* DIRECTIONS: From the entries below, pull out each line where "Openings" appears.

* DATA IN THIS EXERCISE:
.....

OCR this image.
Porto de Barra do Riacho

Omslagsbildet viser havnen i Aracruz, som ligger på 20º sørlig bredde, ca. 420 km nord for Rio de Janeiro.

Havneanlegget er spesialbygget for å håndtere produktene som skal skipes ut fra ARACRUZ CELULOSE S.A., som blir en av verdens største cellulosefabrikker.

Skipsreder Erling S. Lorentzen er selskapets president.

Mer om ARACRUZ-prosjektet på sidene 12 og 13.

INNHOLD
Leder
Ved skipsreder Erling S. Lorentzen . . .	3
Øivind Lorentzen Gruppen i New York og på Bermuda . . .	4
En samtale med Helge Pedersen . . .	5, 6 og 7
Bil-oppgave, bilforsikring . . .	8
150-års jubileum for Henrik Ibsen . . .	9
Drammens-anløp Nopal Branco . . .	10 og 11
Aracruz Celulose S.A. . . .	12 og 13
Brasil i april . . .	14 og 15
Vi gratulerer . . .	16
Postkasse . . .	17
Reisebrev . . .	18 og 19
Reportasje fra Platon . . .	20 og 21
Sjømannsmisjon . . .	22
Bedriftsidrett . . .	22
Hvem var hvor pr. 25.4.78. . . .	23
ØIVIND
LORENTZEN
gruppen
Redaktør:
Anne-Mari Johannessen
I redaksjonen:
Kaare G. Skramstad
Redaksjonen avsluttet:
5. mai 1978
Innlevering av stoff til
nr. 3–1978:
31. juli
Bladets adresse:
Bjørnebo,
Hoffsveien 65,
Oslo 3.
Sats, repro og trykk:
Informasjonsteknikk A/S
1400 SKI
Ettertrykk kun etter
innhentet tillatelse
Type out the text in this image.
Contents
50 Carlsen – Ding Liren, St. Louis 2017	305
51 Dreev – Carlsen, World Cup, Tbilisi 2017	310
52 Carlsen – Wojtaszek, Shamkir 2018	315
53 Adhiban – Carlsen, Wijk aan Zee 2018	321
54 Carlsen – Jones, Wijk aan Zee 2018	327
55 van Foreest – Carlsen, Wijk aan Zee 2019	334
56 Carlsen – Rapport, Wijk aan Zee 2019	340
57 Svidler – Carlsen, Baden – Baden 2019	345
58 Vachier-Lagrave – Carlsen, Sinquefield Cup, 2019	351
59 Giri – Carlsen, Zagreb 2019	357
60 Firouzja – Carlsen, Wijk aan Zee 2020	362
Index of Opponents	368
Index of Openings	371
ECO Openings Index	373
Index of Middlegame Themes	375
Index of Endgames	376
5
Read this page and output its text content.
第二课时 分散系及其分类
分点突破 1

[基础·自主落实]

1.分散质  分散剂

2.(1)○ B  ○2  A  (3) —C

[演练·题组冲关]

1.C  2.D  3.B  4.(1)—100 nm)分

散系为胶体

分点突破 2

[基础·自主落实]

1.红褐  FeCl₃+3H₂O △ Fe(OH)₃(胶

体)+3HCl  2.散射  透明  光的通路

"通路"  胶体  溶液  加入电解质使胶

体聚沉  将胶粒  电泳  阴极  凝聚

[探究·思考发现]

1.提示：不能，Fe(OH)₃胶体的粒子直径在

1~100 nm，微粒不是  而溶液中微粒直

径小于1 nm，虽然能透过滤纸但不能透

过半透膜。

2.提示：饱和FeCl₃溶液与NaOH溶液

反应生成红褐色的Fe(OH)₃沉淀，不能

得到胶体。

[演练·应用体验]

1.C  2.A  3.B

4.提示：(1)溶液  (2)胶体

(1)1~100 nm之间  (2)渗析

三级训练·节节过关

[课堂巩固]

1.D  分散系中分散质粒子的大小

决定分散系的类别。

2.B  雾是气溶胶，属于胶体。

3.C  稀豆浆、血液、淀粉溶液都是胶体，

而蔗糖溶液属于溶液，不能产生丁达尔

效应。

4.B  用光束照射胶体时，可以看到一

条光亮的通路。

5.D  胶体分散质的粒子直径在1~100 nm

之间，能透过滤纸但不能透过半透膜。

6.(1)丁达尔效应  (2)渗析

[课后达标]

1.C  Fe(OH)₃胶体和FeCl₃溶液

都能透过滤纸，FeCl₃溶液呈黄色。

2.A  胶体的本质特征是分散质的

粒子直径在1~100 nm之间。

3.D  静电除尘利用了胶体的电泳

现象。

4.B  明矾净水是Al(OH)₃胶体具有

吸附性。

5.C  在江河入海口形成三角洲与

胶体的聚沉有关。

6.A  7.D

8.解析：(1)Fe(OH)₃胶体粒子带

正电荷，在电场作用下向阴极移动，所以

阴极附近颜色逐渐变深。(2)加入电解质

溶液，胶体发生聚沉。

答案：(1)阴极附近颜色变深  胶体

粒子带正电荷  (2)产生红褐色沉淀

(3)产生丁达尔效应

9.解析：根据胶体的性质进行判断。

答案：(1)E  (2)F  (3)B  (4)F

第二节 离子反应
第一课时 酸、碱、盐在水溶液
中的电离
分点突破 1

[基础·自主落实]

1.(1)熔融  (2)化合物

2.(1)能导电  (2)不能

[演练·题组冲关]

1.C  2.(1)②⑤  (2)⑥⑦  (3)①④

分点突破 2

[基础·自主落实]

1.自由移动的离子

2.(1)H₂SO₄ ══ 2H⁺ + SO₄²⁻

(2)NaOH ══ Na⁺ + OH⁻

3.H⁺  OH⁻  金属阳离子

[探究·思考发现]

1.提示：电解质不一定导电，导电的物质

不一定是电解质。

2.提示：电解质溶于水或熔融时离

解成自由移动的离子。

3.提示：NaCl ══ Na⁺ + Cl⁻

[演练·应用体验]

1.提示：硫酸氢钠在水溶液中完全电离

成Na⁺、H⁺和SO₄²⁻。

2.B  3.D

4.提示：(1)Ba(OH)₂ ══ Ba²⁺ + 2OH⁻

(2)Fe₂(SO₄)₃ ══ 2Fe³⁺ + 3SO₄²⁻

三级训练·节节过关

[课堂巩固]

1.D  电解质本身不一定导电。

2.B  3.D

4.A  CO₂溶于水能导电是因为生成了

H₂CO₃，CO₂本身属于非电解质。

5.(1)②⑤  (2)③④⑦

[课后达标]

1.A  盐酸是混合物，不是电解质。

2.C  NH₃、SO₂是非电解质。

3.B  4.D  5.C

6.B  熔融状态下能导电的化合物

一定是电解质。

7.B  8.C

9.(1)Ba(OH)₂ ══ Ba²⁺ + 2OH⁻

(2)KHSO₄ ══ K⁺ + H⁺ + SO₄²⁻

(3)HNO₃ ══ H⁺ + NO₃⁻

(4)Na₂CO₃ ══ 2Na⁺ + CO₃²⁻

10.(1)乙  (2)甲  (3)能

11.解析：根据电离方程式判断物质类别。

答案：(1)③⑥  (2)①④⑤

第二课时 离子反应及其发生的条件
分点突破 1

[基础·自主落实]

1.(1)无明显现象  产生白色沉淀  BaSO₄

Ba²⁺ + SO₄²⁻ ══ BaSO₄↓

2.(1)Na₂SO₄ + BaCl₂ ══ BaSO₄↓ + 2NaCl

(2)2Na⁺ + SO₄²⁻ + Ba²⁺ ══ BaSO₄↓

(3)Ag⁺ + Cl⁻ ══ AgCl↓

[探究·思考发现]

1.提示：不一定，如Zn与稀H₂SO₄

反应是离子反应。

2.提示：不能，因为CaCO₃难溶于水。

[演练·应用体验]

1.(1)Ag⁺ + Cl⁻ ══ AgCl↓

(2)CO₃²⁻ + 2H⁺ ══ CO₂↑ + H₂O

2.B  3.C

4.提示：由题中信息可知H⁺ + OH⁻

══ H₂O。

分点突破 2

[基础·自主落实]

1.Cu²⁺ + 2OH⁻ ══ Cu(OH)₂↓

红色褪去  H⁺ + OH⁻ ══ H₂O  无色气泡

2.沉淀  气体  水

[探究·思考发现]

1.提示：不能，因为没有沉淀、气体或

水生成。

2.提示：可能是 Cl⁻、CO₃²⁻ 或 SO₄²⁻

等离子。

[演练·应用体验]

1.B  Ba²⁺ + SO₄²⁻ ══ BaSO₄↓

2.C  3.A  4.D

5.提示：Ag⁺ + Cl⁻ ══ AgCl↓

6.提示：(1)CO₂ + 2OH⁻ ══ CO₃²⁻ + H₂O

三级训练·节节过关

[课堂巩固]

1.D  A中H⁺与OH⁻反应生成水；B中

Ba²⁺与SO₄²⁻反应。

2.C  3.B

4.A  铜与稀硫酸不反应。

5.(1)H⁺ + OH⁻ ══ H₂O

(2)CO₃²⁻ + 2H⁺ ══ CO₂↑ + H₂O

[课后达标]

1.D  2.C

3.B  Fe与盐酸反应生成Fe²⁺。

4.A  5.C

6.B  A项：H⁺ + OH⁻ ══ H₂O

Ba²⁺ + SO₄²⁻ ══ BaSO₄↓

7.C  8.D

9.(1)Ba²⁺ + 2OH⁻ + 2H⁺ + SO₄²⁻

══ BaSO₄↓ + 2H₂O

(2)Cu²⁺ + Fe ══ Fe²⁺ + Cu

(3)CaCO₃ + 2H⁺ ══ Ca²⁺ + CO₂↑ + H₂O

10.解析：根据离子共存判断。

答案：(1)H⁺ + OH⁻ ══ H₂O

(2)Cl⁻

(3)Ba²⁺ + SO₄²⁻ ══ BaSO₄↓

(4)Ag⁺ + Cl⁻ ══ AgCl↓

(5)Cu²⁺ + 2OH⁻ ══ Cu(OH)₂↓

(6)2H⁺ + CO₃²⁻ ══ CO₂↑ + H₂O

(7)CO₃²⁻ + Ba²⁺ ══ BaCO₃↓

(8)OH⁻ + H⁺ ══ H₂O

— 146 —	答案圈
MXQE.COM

.....

* THE COMPLETED TASK:
Index of Openings	371
ECO Openings Index	373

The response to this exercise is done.